▶ EXTRAIT DU TEXTE
Au Mali, les négociations avec
les Touaregs piétinent.
Après avoir
accumulé des mois de retard, les discussions entre Bamako et les groupes armés
ont timidement repris.
«Je n'ai pas
le droit de douter de la bonne volonté de Bamako.» Les mots d'Ambeiry Ag
Rhissa, cadre du MNLA (Mouvement national de libération de l'Azawad), impliqué
dans les discussions en cours avec l'État malien, sont aussi pesés que
suggestifs. Le dialogue a repris il y a tout juste un mois, après une longue
période de creux: aucune avancée n'avait plus été enregistrée depuis la
signature de l'accord d'Ouagadougou signé en juin dernier.
Accord dans
lequel les rebelles touaregs du MNLA et les autres groupes armés présents dans le
nord du Mali s'engageaient à permettre la tenue de la présidentielle malienne,
à la suite desquelles des négociations devaient s'ouvrir. Dans ce texte,
durement négocié, l'État malien faisait lui aussi certaines concessions. «Les
autres clauses ont été foulées du pied, dénonce Ambeiry Ag Rhissa. La
libération des prisonniers, le cessez-le-feu ne sont pas respectés. Les
arrestations arbitraires et les assassinats par l'armée malienne continuent. Et
la commission d'enquête sur les crimes commis? On n'en a plus entendu parler!»
De nouveaux «ateliers», c'est le terme officiel, ont été organisés la semaine
dernière dans la capitale malienne. Mais ils n'ont débouché sur rien. Les
rebelles touaregs du MNLA, fâchés, avaient choisi de ne pas y assister.
Cantonnement des miliciens
De fait,
l'accord d'Ouagadougou a longtemps été maltraité par l'équipe du président
malien, Ibrahim Boubacar Keïta, dit «IBK». Qui a mis sur
la touche le médiateur burkinabé mandaté par ses voisins ouest-africains de la
Cédéao, au profit de l'Algérie, et qui a même déclaré qu'il refuserait de
discuter avec les rebelles tant qu'ils n'auraient pas déposé les armes. Jusqu'à
ce que la communauté internationale, Nations unies en tête, ne lui rappelle que
le désarmement des groupes est justement un objectif des négociations
politiques qui restent à ouvrir. Et que le Mali s'y est engagé.
Aujourd'hui,
c'est donc sur le cantonnement des combattants que se concentrent toutes les
discussions. Un cantonnement présenté comme une étape devant permettre
l'ouverture de véritables négociations sur le statut territorial des régions du Nord. Le mois dernier, après une
visite éclair du Conseil de sécurité des Nations unies à Bamako pour mettre la
pression sur les autorités maliennes, les discussions ont donc été relancées.

▶ DONNÉES D'ENTRÉE
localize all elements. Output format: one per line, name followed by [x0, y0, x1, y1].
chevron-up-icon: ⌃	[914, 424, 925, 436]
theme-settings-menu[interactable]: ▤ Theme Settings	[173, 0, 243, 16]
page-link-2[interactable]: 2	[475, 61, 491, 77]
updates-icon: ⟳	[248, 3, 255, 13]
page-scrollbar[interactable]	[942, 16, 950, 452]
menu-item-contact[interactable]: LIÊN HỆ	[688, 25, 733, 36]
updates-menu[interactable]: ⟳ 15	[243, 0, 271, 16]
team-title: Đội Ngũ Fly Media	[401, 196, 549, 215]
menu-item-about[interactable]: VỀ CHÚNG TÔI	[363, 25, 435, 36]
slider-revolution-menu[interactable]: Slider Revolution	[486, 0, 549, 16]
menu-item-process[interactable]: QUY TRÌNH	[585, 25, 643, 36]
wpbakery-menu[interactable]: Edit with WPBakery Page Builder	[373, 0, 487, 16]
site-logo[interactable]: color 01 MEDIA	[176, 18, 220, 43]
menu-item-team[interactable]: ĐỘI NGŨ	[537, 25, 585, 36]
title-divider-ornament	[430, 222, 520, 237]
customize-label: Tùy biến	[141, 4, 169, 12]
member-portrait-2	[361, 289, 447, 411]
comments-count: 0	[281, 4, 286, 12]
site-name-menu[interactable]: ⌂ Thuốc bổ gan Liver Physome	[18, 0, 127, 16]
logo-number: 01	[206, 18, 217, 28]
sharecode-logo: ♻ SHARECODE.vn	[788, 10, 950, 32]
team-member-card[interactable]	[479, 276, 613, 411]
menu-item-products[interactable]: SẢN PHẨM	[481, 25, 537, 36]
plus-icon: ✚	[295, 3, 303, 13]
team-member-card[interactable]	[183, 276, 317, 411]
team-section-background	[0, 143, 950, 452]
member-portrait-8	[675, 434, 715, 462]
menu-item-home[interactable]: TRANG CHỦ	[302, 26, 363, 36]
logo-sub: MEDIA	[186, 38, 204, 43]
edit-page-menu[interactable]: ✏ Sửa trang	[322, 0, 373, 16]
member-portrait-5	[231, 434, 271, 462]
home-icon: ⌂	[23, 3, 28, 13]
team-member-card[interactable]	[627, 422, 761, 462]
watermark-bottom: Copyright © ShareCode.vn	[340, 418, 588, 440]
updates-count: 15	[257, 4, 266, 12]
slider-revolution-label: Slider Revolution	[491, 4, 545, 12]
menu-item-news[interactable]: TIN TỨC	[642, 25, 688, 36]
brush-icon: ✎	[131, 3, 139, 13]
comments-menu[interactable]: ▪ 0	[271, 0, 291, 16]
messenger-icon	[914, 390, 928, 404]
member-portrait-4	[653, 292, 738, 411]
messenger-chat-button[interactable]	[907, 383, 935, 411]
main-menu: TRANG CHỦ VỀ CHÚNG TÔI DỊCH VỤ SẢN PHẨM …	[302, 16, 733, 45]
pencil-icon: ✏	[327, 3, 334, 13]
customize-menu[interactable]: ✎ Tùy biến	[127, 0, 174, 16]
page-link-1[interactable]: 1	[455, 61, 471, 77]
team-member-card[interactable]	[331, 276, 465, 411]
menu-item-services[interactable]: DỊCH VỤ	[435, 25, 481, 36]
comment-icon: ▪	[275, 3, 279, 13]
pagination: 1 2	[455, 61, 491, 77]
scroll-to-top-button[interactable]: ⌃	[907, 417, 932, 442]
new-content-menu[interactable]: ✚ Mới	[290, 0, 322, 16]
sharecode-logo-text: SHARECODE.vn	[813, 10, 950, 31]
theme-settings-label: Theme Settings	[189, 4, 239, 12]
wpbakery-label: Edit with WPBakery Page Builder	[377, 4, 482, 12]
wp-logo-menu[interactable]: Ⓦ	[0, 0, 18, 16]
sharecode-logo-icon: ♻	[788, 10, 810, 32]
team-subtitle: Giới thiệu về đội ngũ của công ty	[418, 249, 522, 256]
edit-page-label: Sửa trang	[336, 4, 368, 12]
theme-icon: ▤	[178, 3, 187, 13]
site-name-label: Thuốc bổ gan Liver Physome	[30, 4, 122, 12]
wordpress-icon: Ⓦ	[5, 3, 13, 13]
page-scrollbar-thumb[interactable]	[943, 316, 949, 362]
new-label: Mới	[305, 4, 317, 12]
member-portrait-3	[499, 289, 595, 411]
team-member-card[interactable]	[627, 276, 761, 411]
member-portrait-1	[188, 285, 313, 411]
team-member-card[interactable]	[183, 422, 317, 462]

▶ OBJECTIF 1
Répondez aux questions suivantes d'après l'article sur les négociations au Mali :
(a) De quel mouvement Ambeiry Ag Rhissa est-il cadre ?
(b) Où les nouveaux « ateliers » ont-ils été organisés la semaine dernière ?
(c) Sur quoi se concentrent aujourd'hui toutes les discussions ?
▶ OBJECTIF 2
Présentez sous forme de tableau Markdown, avec les colonnes « N° » et « Ligne », la portion des lignes qui suivent l'article allant de la première de ces lignes jusqu'à celle contenant « 3, 255, 13] » incluse, en omettant les lignes vides.

▶ RÉPONSE 1
(a) Du MNLA (Mouvement national de libération de l'Azawad).
(b) Dans la capitale malienne.
(c) Sur le cantonnement des combattants.

▶ RÉPONSE 2
| N° | Ligne |
|---|---|
| 1 | localize all elements. Output format: one per line, name followed by [x0, y0, x1, y1]. |
| 2 | chevron-up-icon: ⌃	[914, 424, 925, 436] |
| 3 | theme-settings-menu[interactable]: ▤ Theme Settings	[173, 0, 243, 16] |
| 4 | page-link-2[interactable]: 2	[475, 61, 491, 77] |
| 5 | updates-icon: ⟳	[248, 3, 255, 13] |